**GIVEN INSTRUCTION**
Go through the listing below and list every line with "that".

-=-=-=-=-

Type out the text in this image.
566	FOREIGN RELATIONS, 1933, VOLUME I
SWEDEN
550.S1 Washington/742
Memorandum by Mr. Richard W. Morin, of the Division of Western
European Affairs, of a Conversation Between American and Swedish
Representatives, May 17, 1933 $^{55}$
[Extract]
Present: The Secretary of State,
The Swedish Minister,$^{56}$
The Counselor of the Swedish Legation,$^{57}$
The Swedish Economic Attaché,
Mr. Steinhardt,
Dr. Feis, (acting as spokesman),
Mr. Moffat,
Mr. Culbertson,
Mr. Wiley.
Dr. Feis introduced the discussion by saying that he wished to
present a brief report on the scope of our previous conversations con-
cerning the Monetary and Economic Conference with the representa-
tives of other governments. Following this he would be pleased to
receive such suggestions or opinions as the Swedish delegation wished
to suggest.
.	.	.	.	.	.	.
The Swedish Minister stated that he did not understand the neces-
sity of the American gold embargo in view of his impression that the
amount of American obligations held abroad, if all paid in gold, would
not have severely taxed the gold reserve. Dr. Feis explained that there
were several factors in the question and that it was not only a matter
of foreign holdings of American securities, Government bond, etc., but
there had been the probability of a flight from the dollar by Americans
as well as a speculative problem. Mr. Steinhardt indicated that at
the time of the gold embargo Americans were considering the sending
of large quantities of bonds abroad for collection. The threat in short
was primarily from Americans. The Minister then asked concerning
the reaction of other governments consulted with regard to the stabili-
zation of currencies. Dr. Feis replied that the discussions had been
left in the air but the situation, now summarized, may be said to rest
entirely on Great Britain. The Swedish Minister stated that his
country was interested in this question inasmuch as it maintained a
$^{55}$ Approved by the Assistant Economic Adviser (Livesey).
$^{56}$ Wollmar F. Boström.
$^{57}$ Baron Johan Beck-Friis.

-=-=-=-=-

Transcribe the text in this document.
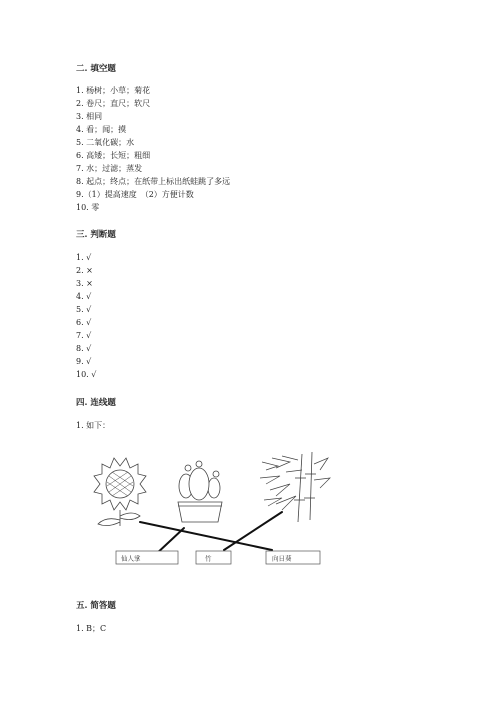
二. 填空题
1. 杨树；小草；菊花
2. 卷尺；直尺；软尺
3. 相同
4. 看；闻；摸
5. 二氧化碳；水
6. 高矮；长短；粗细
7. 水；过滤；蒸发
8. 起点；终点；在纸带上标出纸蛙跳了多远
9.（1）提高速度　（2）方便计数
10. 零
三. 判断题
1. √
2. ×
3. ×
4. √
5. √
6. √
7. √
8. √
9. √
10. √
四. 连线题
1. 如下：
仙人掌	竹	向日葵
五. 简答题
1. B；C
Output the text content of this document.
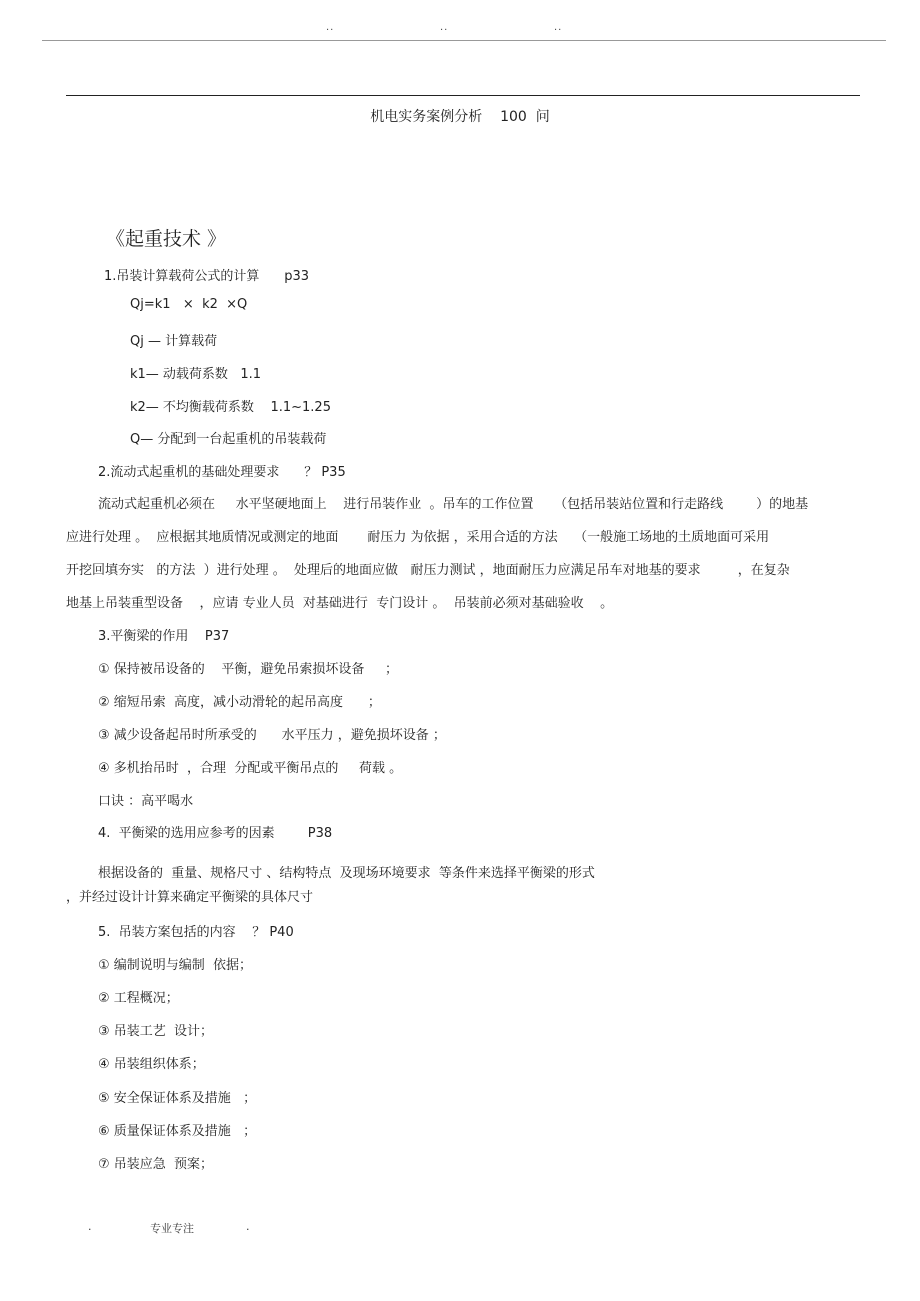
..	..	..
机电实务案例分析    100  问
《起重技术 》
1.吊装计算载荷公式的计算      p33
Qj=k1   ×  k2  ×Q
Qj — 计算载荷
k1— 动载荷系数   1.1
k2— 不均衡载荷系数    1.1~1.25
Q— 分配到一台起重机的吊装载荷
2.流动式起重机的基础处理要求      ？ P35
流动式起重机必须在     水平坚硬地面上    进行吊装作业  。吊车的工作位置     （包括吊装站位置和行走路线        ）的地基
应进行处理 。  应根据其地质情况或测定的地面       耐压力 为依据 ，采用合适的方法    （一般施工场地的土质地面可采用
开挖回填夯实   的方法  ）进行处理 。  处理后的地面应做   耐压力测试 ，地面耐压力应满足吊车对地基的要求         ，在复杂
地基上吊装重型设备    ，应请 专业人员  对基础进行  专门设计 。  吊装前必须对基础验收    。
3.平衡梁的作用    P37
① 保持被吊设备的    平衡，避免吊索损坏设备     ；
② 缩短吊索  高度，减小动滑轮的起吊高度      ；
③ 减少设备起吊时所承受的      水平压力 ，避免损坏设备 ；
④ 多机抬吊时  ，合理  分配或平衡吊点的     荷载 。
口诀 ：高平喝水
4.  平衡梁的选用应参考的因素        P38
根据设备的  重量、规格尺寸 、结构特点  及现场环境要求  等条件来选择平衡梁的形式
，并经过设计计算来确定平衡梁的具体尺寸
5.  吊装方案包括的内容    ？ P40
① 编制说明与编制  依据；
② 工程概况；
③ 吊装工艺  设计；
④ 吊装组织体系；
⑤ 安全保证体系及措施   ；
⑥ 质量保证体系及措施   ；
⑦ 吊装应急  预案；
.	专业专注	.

-=-=-=-=-

**COMPLETED TASK**
Dr. Feis introduced the discussion by saying that he wished to
The Swedish Minister stated that he did not understand the neces-
sity of the American gold embargo in view of his impression that the
not have severely taxed the gold reserve. Dr. Feis explained that there
were several factors in the question and that it was not only a matter
as well as a speculative problem. Mr. Steinhardt indicated that at
zation of currencies. Dr. Feis replied that the discussions had been
entirely on Great Britain. The Swedish Minister stated that his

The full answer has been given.